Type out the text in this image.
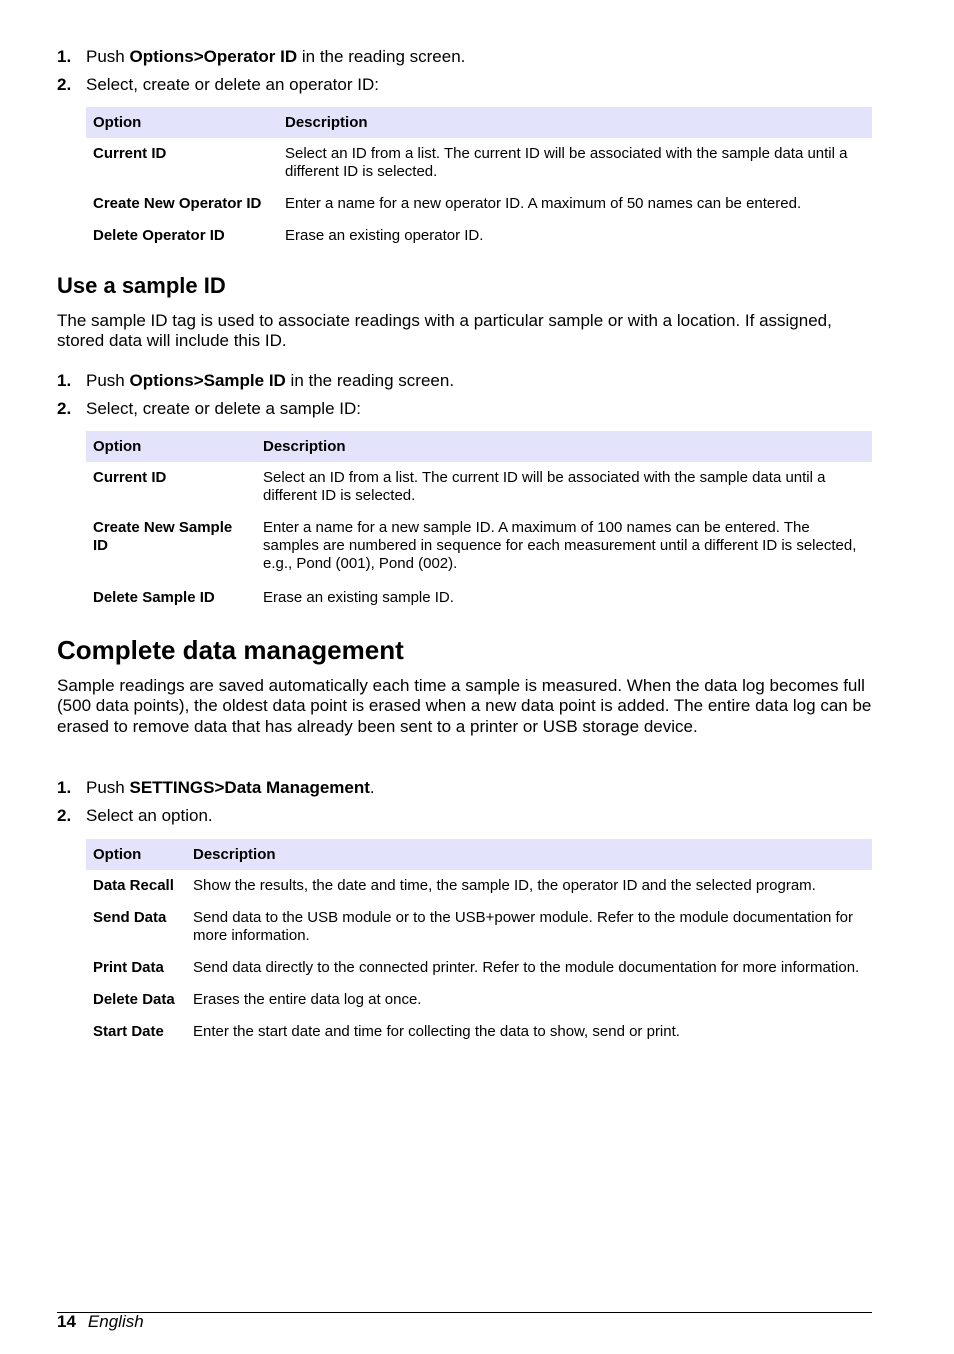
1. Push Options>Operator ID in the reading screen.
2. Select, create or delete an operator ID:
Option	Description
Current ID	Select an ID from a list. The current ID will be associated with the sample data until a different ID is selected.
Create New Operator ID	Enter a name for a new operator ID. A maximum of 50 names can be entered.
Delete Operator ID	Erase an existing operator ID.
Use a sample ID

The sample ID tag is used to associate readings with a particular sample or with a location. If assigned, stored data will include this ID.

1. Push Options>Sample ID in the reading screen.
2. Select, create or delete a sample ID:
Option	Description
Current ID	Select an ID from a list. The current ID will be associated with the sample data until a different ID is selected.
Create New Sample ID	Enter a name for a new sample ID. A maximum of 100 names can be entered. The samples are numbered in sequence for each measurement until a different ID is selected, e.g., Pond (001), Pond (002).
Delete Sample ID	Erase an existing sample ID.
Complete data management

Sample readings are saved automatically each time a sample is measured. When the data log becomes full (500 data points), the oldest data point is erased when a new data point is added. The entire data log can be erased to remove data that has already been sent to a printer or USB storage device.

1. Push SETTINGS>Data Management.
2. Select an option.
Option	Description
Data Recall	Show the results, the date and time, the sample ID, the operator ID and the selected program.
Send Data	Send data to the USB module or to the USB+power module. Refer to the module documentation for more information.
Print Data	Send data directly to the connected printer. Refer to the module documentation for more information.
Delete Data	Erases the entire data log at once.
Start Date	Enter the start date and time for collecting the data to show, send or print.
14 English
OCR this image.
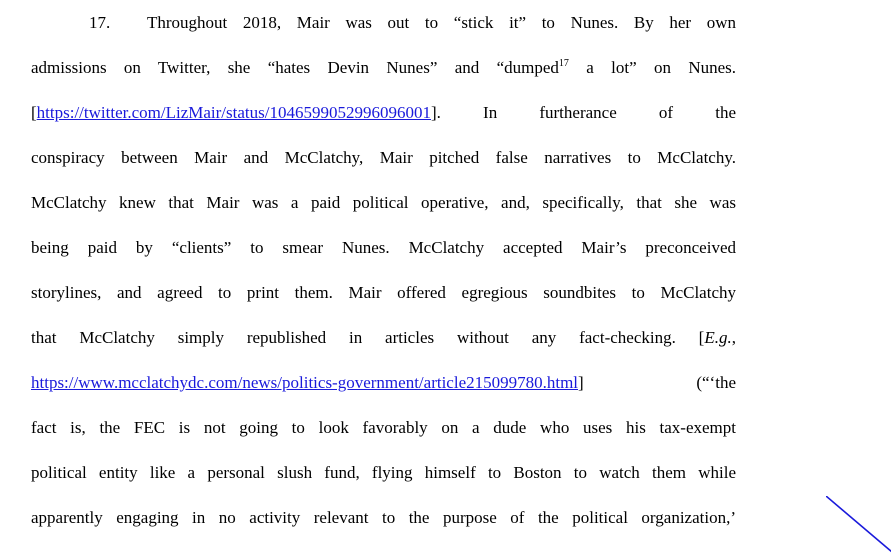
17. Throughout 2018, Mair was out to “stick it” to Nunes. By her own
admissions on Twitter, she “hates Devin Nunes” and “dumped$^{17}$ a lot” on Nunes.
[https://twitter.com/LizMair/status/1046599052996096001]. In furtherance of the
conspiracy between Mair and McClatchy, Mair pitched false narratives to McClatchy.
McClatchy knew that Mair was a paid political operative, and, specifically, that she was
being paid by “clients” to smear Nunes. McClatchy accepted Mair’s preconceived
storylines, and agreed to print them. Mair offered egregious soundbites to McClatchy
that McClatchy simply republished in articles without any fact-checking. [E.g.,
https://www.mcclatchydc.com/news/politics-government/article215099780.html] (“‘the
fact is, the FEC is not going to look favorably on a dude who uses his tax-exempt
political entity like a personal slush fund, flying himself to Boston to watch them while
apparently engaging in no activity relevant to the purpose of the political organization,’
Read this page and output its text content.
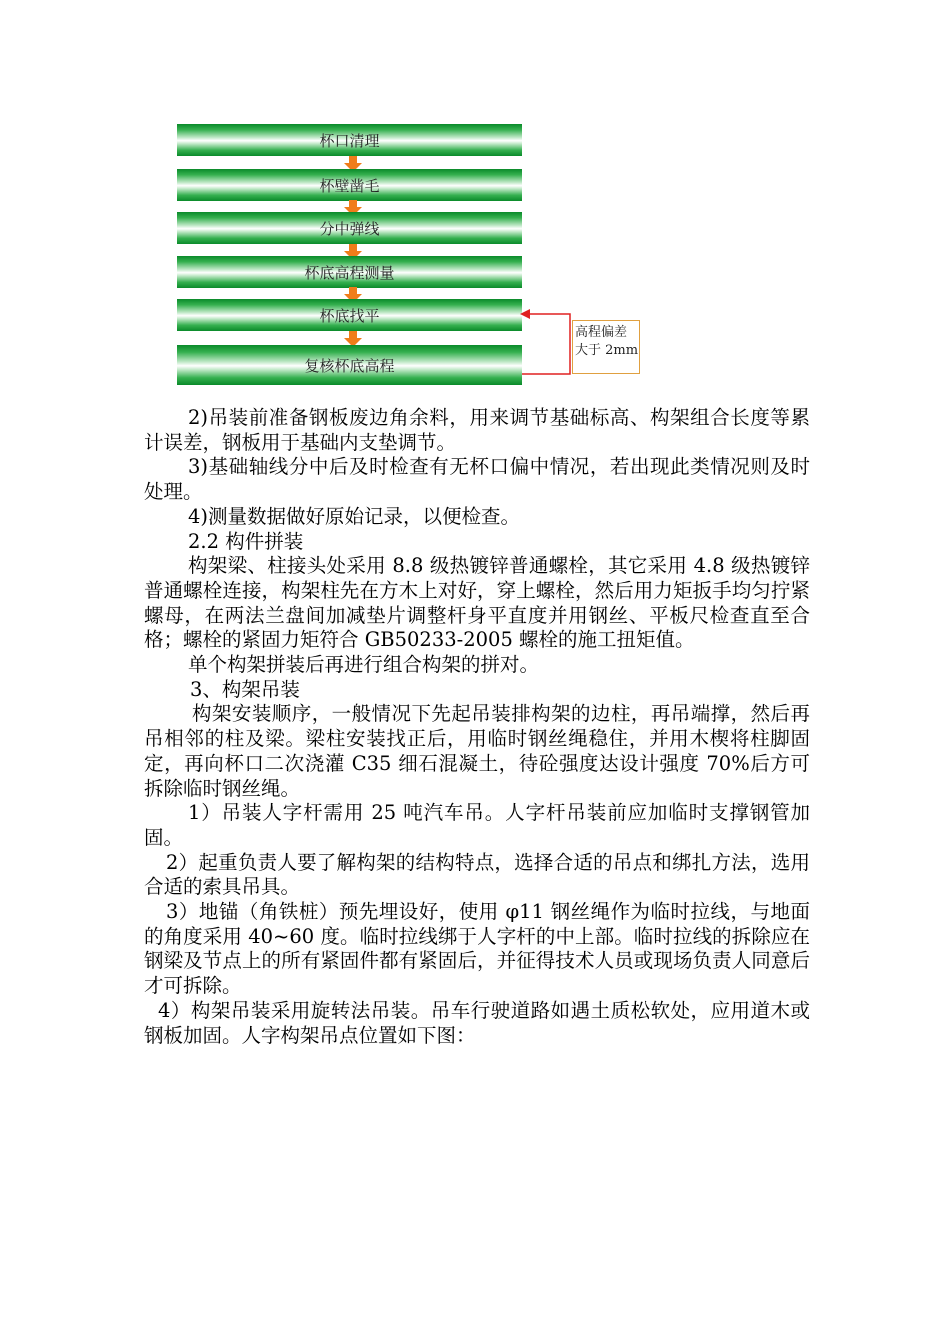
杯口清理
杯壁凿毛
分中弹线
杯底高程测量
杯底找平
复核杯底高程
高程偏差大于 2mm

2)吊装前准备钢板废边角余料，用来调节基础标高、构架组合长度等累计误差，钢板用于基础内支垫调节。

3)基础轴线分中后及时检查有无杯口偏中情况，若出现此类情况则及时处理。

4)测量数据做好原始记录，以便检查。

2.2 构件拼装

构架梁、柱接头处采用 8.8 级热镀锌普通螺栓，其它采用 4.8 级热镀锌普通螺栓连接，构架柱先在方木上对好，穿上螺栓，然后用力矩扳手均匀拧紧螺母，在两法兰盘间加减垫片调整杆身平直度并用钢丝、平板尺检查直至合格；螺栓的紧固力矩符合 GB50233-2005 螺栓的施工扭矩值。

单个构架拼装后再进行组合构架的拼对。

3、构架吊装

构架安装顺序，一般情况下先起吊装排构架的边柱，再吊端撑，然后再吊相邻的柱及梁。梁柱安装找正后，用临时钢丝绳稳住，并用木楔将柱脚固定，再向杯口二次浇灌 C35 细石混凝土，待砼强度达设计强度 70%后方可拆除临时钢丝绳。

1）吊装人字杆需用 25 吨汽车吊。人字杆吊装前应加临时支撑钢管加固。

2）起重负责人要了解构架的结构特点，选择合适的吊点和绑扎方法，选用合适的索具吊具。

3）地锚（角铁桩）预先埋设好，使用 φ11 钢丝绳作为临时拉线，与地面的角度采用 40~60 度。临时拉线绑于人字杆的中上部。临时拉线的拆除应在钢梁及节点上的所有紧固件都有紧固后，并征得技术人员或现场负责人同意后才可拆除。

4）构架吊装采用旋转法吊装。吊车行驶道路如遇土质松软处，应用道木或钢板加固。人字构架吊点位置如下图：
####################
#### Aim:
Output the full set of records above without changing a word, and drop the images.

#### Completed task:
Type out the text in this image.
1. Push Options>Operator ID in the reading screen.
2. Select, create or delete an operator ID:
Option	Description
Current ID	Select an ID from a list. The current ID will be associated with the sample data until a different ID is selected.
Create New Operator ID	Enter a name for a new operator ID. A maximum of 50 names can be entered.
Delete Operator ID	Erase an existing operator ID.
Use a sample ID

The sample ID tag is used to associate readings with a particular sample or with a location. If assigned, stored data will include this ID.

1. Push Options>Sample ID in the reading screen.
2. Select, create or delete a sample ID:
Option	Description
Current ID	Select an ID from a list. The current ID will be associated with the sample data until a different ID is selected.
Create New Sample ID	Enter a name for a new sample ID. A maximum of 100 names can be entered. The samples are numbered in sequence for each measurement until a different ID is selected, e.g., Pond (001), Pond (002).
Delete Sample ID	Erase an existing sample ID.
Complete data management

Sample readings are saved automatically each time a sample is measured. When the data log becomes full (500 data points), the oldest data point is erased when a new data point is added. The entire data log can be erased to remove data that has already been sent to a printer or USB storage device.

1. Push SETTINGS>Data Management.
2. Select an option.
Option	Description
Data Recall	Show the results, the date and time, the sample ID, the operator ID and the selected program.
Send Data	Send data to the USB module or to the USB+power module. Refer to the module documentation for more information.
Print Data	Send data directly to the connected printer. Refer to the module documentation for more information.
Delete Data	Erases the entire data log at once.
Start Date	Enter the start date and time for collecting the data to show, send or print.
14 English
OCR this image.
17. Throughout 2018, Mair was out to “stick it” to Nunes. By her own
admissions on Twitter, she “hates Devin Nunes” and “dumped$^{17}$ a lot” on Nunes.
[https://twitter.com/LizMair/status/1046599052996096001]. In furtherance of the
conspiracy between Mair and McClatchy, Mair pitched false narratives to McClatchy.
McClatchy knew that Mair was a paid political operative, and, specifically, that she was
being paid by “clients” to smear Nunes. McClatchy accepted Mair’s preconceived
storylines, and agreed to print them. Mair offered egregious soundbites to McClatchy
that McClatchy simply republished in articles without any fact-checking. [E.g.,
https://www.mcclatchydc.com/news/politics-government/article215099780.html] (“‘the
fact is, the FEC is not going to look favorably on a dude who uses his tax-exempt
political entity like a personal slush fund, flying himself to Boston to watch them while
apparently engaging in no activity relevant to the purpose of the political organization,’
Read this page and output its text content.
杯口清理
杯壁凿毛
分中弹线
杯底高程测量
杯底找平
复核杯底高程
高程偏差大于 2mm

2)吊装前准备钢板废边角余料，用来调节基础标高、构架组合长度等累计误差，钢板用于基础内支垫调节。

3)基础轴线分中后及时检查有无杯口偏中情况，若出现此类情况则及时处理。

4)测量数据做好原始记录，以便检查。

2.2 构件拼装

构架梁、柱接头处采用 8.8 级热镀锌普通螺栓，其它采用 4.8 级热镀锌普通螺栓连接，构架柱先在方木上对好，穿上螺栓，然后用力矩扳手均匀拧紧螺母，在两法兰盘间加减垫片调整杆身平直度并用钢丝、平板尺检查直至合格；螺栓的紧固力矩符合 GB50233-2005 螺栓的施工扭矩值。

单个构架拼装后再进行组合构架的拼对。

3、构架吊装

构架安装顺序，一般情况下先起吊装排构架的边柱，再吊端撑，然后再吊相邻的柱及梁。梁柱安装找正后，用临时钢丝绳稳住，并用木楔将柱脚固定，再向杯口二次浇灌 C35 细石混凝土，待砼强度达设计强度 70%后方可拆除临时钢丝绳。

1）吊装人字杆需用 25 吨汽车吊。人字杆吊装前应加临时支撑钢管加固。

2）起重负责人要了解构架的结构特点，选择合适的吊点和绑扎方法，选用合适的索具吊具。

3）地锚（角铁桩）预先埋设好，使用 φ11 钢丝绳作为临时拉线，与地面的角度采用 40~60 度。临时拉线绑于人字杆的中上部。临时拉线的拆除应在钢梁及节点上的所有紧固件都有紧固后，并征得技术人员或现场负责人同意后才可拆除。

4）构架吊装采用旋转法吊装。吊车行驶道路如遇土质松软处，应用道木或钢板加固。人字构架吊点位置如下图：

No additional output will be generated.